Stored items:
-*-

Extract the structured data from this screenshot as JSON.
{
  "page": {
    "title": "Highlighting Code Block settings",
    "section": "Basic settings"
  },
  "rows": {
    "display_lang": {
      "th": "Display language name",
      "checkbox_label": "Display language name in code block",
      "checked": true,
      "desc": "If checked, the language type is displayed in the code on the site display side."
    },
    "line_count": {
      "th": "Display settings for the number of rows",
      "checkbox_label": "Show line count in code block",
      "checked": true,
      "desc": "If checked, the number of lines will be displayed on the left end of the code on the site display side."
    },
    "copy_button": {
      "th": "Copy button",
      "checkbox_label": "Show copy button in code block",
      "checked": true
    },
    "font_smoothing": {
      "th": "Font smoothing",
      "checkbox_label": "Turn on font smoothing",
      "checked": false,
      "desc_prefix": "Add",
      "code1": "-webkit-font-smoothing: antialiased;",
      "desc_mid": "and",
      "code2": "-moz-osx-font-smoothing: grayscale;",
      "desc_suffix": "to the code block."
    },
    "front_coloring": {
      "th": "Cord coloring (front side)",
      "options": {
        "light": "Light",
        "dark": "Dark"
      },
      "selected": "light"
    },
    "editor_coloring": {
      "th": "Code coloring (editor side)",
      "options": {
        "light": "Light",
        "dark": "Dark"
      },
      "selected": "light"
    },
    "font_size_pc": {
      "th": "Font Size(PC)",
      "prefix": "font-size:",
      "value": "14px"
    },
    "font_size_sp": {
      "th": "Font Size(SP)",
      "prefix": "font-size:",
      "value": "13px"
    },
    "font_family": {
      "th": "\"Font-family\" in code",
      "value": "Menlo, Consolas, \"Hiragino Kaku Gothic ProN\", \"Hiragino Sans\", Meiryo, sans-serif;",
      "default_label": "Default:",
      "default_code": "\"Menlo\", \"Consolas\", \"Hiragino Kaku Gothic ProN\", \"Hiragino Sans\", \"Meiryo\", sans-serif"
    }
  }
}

-*-

[WRITTEN INSTRUCTION] Return all the data exactly as given.

[SOLVED EXERCISE]
Extract the structured data from this screenshot as JSON.
{
  "page": {
    "title": "Highlighting Code Block settings",
    "section": "Basic settings"
  },
  "rows": {
    "display_lang": {
      "th": "Display language name",
      "checkbox_label": "Display language name in code block",
      "checked": true,
      "desc": "If checked, the language type is displayed in the code on the site display side."
    },
    "line_count": {
      "th": "Display settings for the number of rows",
      "checkbox_label": "Show line count in code block",
      "checked": true,
      "desc": "If checked, the number of lines will be displayed on the left end of the code on the site display side."
    },
    "copy_button": {
      "th": "Copy button",
      "checkbox_label": "Show copy button in code block",
      "checked": true
    },
    "font_smoothing": {
      "th": "Font smoothing",
      "checkbox_label": "Turn on font smoothing",
      "checked": false,
      "desc_prefix": "Add",
      "code1": "-webkit-font-smoothing: antialiased;",
      "desc_mid": "and",
      "code2": "-moz-osx-font-smoothing: grayscale;",
      "desc_suffix": "to the code block."
    },
    "front_coloring": {
      "th": "Cord coloring (front side)",
      "options": {
        "light": "Light",
        "dark": "Dark"
      },
      "selected": "light"
    },
    "editor_coloring": {
      "th": "Code coloring (editor side)",
      "options": {
        "light": "Light",
        "dark": "Dark"
      },
      "selected": "light"
    },
    "font_size_pc": {
      "th": "Font Size(PC)",
      "prefix": "font-size:",
      "value": "14px"
    },
    "font_size_sp": {
      "th": "Font Size(SP)",
      "prefix": "font-size:",
      "value": "13px"
    },
    "font_family": {
      "th": "\"Font-family\" in code",
      "value": "Menlo, Consolas, \"Hiragino Kaku Gothic ProN\", \"Hiragino Sans\", Meiryo, sans-serif;",
      "default_label": "Default:",
      "default_code": "\"Menlo\", \"Consolas\", \"Hiragino Kaku Gothic ProN\", \"Hiragino Sans\", \"Meiryo\", sans-serif"
    }
  }
}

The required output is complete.